= Direction =
Write out all of the entries exactly as given.

= Provided data =
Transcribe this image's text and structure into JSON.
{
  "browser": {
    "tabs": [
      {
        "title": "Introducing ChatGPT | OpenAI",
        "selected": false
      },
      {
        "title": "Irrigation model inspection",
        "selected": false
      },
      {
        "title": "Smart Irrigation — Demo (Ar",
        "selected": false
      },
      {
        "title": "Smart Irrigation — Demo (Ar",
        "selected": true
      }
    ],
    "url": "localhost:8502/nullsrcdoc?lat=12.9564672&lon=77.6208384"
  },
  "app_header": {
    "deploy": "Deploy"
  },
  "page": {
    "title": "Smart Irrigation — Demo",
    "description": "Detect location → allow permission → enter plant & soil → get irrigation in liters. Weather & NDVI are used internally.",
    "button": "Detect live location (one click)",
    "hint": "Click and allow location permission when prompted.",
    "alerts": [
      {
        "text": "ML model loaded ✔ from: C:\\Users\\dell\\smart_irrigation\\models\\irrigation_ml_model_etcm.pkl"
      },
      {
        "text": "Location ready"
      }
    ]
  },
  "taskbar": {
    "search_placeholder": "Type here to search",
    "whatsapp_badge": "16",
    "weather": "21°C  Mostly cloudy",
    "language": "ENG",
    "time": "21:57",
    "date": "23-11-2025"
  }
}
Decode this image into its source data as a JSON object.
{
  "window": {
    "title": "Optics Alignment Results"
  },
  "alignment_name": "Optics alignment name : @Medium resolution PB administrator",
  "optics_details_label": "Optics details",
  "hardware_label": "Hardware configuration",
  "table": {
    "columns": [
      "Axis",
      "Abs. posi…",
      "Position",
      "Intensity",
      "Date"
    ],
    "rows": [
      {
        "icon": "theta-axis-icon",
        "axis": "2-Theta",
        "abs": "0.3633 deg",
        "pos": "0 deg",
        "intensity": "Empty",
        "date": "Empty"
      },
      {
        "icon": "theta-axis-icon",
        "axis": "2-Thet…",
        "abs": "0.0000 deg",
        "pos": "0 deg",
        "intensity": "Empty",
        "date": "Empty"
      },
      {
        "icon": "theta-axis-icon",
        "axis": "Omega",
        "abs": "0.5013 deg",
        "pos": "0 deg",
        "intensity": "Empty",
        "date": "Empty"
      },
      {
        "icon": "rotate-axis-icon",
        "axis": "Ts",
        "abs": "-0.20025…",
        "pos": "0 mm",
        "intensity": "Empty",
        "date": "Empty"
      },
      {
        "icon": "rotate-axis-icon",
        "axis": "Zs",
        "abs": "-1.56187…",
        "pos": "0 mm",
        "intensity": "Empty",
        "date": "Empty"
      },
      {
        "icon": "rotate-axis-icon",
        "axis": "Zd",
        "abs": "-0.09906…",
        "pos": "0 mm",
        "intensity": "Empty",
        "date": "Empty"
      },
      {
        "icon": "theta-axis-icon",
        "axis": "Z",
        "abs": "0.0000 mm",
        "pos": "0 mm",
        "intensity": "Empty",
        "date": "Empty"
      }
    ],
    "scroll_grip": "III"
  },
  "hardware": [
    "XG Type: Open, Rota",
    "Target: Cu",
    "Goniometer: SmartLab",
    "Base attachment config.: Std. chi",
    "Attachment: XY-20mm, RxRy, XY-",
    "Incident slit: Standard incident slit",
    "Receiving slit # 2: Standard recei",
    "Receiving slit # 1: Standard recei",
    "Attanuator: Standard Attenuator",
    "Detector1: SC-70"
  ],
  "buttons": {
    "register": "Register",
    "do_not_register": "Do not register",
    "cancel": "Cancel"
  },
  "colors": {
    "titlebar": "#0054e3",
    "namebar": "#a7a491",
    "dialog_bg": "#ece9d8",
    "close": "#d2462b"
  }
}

= Task answer =
Transcribe this image's text and structure into JSON.
{
  "browser": {
    "tabs": [
      {
        "title": "Introducing ChatGPT | OpenAI",
        "selected": false
      },
      {
        "title": "Irrigation model inspection",
        "selected": false
      },
      {
        "title": "Smart Irrigation — Demo (Ar",
        "selected": false
      },
      {
        "title": "Smart Irrigation — Demo (Ar",
        "selected": true
      }
    ],
    "url": "localhost:8502/nullsrcdoc?lat=12.9564672&lon=77.6208384"
  },
  "app_header": {
    "deploy": "Deploy"
  },
  "page": {
    "title": "Smart Irrigation — Demo",
    "description": "Detect location → allow permission → enter plant & soil → get irrigation in liters. Weather & NDVI are used internally.",
    "button": "Detect live location (one click)",
    "hint": "Click and allow location permission when prompted.",
    "alerts": [
      {
        "text": "ML model loaded ✔ from: C:\\Users\\dell\\smart_irrigation\\models\\irrigation_ml_model_etcm.pkl"
      },
      {
        "text": "Location ready"
      }
    ]
  },
  "taskbar": {
    "search_placeholder": "Type here to search",
    "whatsapp_badge": "16",
    "weather": "21°C  Mostly cloudy",
    "language": "ENG",
    "time": "21:57",
    "date": "23-11-2025"
  }
}
Decode this image into its source data as a JSON object.
{
  "window": {
    "title": "Optics Alignment Results"
  },
  "alignment_name": "Optics alignment name : @Medium resolution PB administrator",
  "optics_details_label": "Optics details",
  "hardware_label": "Hardware configuration",
  "table": {
    "columns": [
      "Axis",
      "Abs. posi…",
      "Position",
      "Intensity",
      "Date"
    ],
    "rows": [
      {
        "icon": "theta-axis-icon",
        "axis": "2-Theta",
        "abs": "0.3633 deg",
        "pos": "0 deg",
        "intensity": "Empty",
        "date": "Empty"
      },
      {
        "icon": "theta-axis-icon",
        "axis": "2-Thet…",
        "abs": "0.0000 deg",
        "pos": "0 deg",
        "intensity": "Empty",
        "date": "Empty"
      },
      {
        "icon": "theta-axis-icon",
        "axis": "Omega",
        "abs": "0.5013 deg",
        "pos": "0 deg",
        "intensity": "Empty",
        "date": "Empty"
      },
      {
        "icon": "rotate-axis-icon",
        "axis": "Ts",
        "abs": "-0.20025…",
        "pos": "0 mm",
        "intensity": "Empty",
        "date": "Empty"
      },
      {
        "icon": "rotate-axis-icon",
        "axis": "Zs",
        "abs": "-1.56187…",
        "pos": "0 mm",
        "intensity": "Empty",
        "date": "Empty"
      },
      {
        "icon": "rotate-axis-icon",
        "axis": "Zd",
        "abs": "-0.09906…",
        "pos": "0 mm",
        "intensity": "Empty",
        "date": "Empty"
      },
      {
        "icon": "theta-axis-icon",
        "axis": "Z",
        "abs": "0.0000 mm",
        "pos": "0 mm",
        "intensity": "Empty",
        "date": "Empty"
      }
    ],
    "scroll_grip": "III"
  },
  "hardware": [
    "XG Type: Open, Rota",
    "Target: Cu",
    "Goniometer: SmartLab",
    "Base attachment config.: Std. chi",
    "Attachment: XY-20mm, RxRy, XY-",
    "Incident slit: Standard incident slit",
    "Receiving slit # 2: Standard recei",
    "Receiving slit # 1: Standard recei",
    "Attanuator: Standard Attenuator",
    "Detector1: SC-70"
  ],
  "buttons": {
    "register": "Register",
    "do_not_register": "Do not register",
    "cancel": "Cancel"
  },
  "colors": {
    "titlebar": "#0054e3",
    "namebar": "#a7a491",
    "dialog_bg": "#ece9d8",
    "close": "#d2462b"
  }
}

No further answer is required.